Given exercise:
Please output the lines shown below exactly as they appear.

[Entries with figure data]
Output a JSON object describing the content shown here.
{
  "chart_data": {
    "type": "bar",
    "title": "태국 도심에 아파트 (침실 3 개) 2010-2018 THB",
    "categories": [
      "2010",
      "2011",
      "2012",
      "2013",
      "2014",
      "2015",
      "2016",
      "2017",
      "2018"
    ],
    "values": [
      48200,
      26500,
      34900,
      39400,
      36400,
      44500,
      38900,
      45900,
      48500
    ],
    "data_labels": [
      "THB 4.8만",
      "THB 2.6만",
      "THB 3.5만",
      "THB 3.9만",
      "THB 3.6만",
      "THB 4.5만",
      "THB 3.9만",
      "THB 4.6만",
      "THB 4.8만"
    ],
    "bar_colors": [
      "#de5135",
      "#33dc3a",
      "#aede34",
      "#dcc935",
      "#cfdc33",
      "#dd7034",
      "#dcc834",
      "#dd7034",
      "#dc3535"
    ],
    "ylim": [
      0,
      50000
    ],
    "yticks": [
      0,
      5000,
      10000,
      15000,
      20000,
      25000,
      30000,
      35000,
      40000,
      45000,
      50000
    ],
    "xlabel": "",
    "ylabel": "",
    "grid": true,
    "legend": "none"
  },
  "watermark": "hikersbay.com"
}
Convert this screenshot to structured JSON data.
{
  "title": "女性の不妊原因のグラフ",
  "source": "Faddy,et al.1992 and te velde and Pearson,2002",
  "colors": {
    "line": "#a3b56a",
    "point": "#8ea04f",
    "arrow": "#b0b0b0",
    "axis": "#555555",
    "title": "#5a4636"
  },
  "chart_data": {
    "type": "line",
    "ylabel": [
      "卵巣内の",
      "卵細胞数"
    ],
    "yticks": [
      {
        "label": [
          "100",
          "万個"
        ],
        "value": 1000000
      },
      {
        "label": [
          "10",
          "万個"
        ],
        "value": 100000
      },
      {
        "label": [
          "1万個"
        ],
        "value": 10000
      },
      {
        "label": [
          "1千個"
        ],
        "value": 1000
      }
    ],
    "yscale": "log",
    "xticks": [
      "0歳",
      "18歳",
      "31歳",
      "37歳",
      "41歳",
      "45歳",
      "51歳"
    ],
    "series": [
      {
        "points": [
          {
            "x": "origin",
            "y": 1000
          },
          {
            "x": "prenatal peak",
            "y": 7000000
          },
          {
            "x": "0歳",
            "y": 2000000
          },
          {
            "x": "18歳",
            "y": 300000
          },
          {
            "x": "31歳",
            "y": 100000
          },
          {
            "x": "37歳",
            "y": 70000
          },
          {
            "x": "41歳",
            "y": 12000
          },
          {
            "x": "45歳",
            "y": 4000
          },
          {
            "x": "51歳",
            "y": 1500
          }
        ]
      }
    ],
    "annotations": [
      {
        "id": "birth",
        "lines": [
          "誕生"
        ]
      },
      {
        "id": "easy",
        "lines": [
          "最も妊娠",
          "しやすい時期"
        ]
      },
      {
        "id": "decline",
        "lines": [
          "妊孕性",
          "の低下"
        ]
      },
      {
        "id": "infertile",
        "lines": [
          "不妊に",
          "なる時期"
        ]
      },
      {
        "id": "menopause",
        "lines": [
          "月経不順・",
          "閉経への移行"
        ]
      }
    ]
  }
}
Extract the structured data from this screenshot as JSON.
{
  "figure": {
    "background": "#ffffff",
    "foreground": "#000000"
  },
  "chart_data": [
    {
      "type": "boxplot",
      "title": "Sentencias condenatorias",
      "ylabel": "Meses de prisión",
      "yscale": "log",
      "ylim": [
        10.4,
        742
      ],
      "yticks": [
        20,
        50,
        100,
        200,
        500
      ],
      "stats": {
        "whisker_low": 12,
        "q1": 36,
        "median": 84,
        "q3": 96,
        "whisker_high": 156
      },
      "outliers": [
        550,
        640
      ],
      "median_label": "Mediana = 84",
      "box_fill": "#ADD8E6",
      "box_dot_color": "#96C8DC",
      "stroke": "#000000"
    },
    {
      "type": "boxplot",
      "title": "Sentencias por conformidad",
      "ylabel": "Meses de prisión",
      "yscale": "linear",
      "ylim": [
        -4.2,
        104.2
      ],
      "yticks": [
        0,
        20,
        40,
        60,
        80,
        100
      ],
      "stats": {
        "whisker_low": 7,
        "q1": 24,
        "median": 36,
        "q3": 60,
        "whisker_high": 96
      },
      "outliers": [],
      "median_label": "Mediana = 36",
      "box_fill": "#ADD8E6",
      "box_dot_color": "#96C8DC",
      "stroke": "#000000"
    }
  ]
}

Task output:
Output a JSON object describing the content shown here.
{
  "chart_data": {
    "type": "bar",
    "title": "태국 도심에 아파트 (침실 3 개) 2010-2018 THB",
    "categories": [
      "2010",
      "2011",
      "2012",
      "2013",
      "2014",
      "2015",
      "2016",
      "2017",
      "2018"
    ],
    "values": [
      48200,
      26500,
      34900,
      39400,
      36400,
      44500,
      38900,
      45900,
      48500
    ],
    "data_labels": [
      "THB 4.8만",
      "THB 2.6만",
      "THB 3.5만",
      "THB 3.9만",
      "THB 3.6만",
      "THB 4.5만",
      "THB 3.9만",
      "THB 4.6만",
      "THB 4.8만"
    ],
    "bar_colors": [
      "#de5135",
      "#33dc3a",
      "#aede34",
      "#dcc935",
      "#cfdc33",
      "#dd7034",
      "#dcc834",
      "#dd7034",
      "#dc3535"
    ],
    "ylim": [
      0,
      50000
    ],
    "yticks": [
      0,
      5000,
      10000,
      15000,
      20000,
      25000,
      30000,
      35000,
      40000,
      45000,
      50000
    ],
    "xlabel": "",
    "ylabel": "",
    "grid": true,
    "legend": "none"
  },
  "watermark": "hikersbay.com"
}
Convert this screenshot to structured JSON data.
{
  "title": "女性の不妊原因のグラフ",
  "source": "Faddy,et al.1992 and te velde and Pearson,2002",
  "colors": {
    "line": "#a3b56a",
    "point": "#8ea04f",
    "arrow": "#b0b0b0",
    "axis": "#555555",
    "title": "#5a4636"
  },
  "chart_data": {
    "type": "line",
    "ylabel": [
      "卵巣内の",
      "卵細胞数"
    ],
    "yticks": [
      {
        "label": [
          "100",
          "万個"
        ],
        "value": 1000000
      },
      {
        "label": [
          "10",
          "万個"
        ],
        "value": 100000
      },
      {
        "label": [
          "1万個"
        ],
        "value": 10000
      },
      {
        "label": [
          "1千個"
        ],
        "value": 1000
      }
    ],
    "yscale": "log",
    "xticks": [
      "0歳",
      "18歳",
      "31歳",
      "37歳",
      "41歳",
      "45歳",
      "51歳"
    ],
    "series": [
      {
        "points": [
          {
            "x": "origin",
            "y": 1000
          },
          {
            "x": "prenatal peak",
            "y": 7000000
          },
          {
            "x": "0歳",
            "y": 2000000
          },
          {
            "x": "18歳",
            "y": 300000
          },
          {
            "x": "31歳",
            "y": 100000
          },
          {
            "x": "37歳",
            "y": 70000
          },
          {
            "x": "41歳",
            "y": 12000
          },
          {
            "x": "45歳",
            "y": 4000
          },
          {
            "x": "51歳",
            "y": 1500
          }
        ]
      }
    ],
    "annotations": [
      {
        "id": "birth",
        "lines": [
          "誕生"
        ]
      },
      {
        "id": "easy",
        "lines": [
          "最も妊娠",
          "しやすい時期"
        ]
      },
      {
        "id": "decline",
        "lines": [
          "妊孕性",
          "の低下"
        ]
      },
      {
        "id": "infertile",
        "lines": [
          "不妊に",
          "なる時期"
        ]
      },
      {
        "id": "menopause",
        "lines": [
          "月経不順・",
          "閉経への移行"
        ]
      }
    ]
  }
}
Extract the structured data from this screenshot as JSON.
{
  "figure": {
    "background": "#ffffff",
    "foreground": "#000000"
  },
  "chart_data": [
    {
      "type": "boxplot",
      "title": "Sentencias condenatorias",
      "ylabel": "Meses de prisión",
      "yscale": "log",
      "ylim": [
        10.4,
        742
      ],
      "yticks": [
        20,
        50,
        100,
        200,
        500
      ],
      "stats": {
        "whisker_low": 12,
        "q1": 36,
        "median": 84,
        "q3": 96,
        "whisker_high": 156
      },
      "outliers": [
        550,
        640
      ],
      "median_label": "Mediana = 84",
      "box_fill": "#ADD8E6",
      "box_dot_color": "#96C8DC",
      "stroke": "#000000"
    },
    {
      "type": "boxplot",
      "title": "Sentencias por conformidad",
      "ylabel": "Meses de prisión",
      "yscale": "linear",
      "ylim": [
        -4.2,
        104.2
      ],
      "yticks": [
        0,
        20,
        40,
        60,
        80,
        100
      ],
      "stats": {
        "whisker_low": 7,
        "q1": 24,
        "median": 36,
        "q3": 60,
        "whisker_high": 96
      },
      "outliers": [],
      "median_label": "Mediana = 36",
      "box_fill": "#ADD8E6",
      "box_dot_color": "#96C8DC",
      "stroke": "#000000"
    }
  ]
}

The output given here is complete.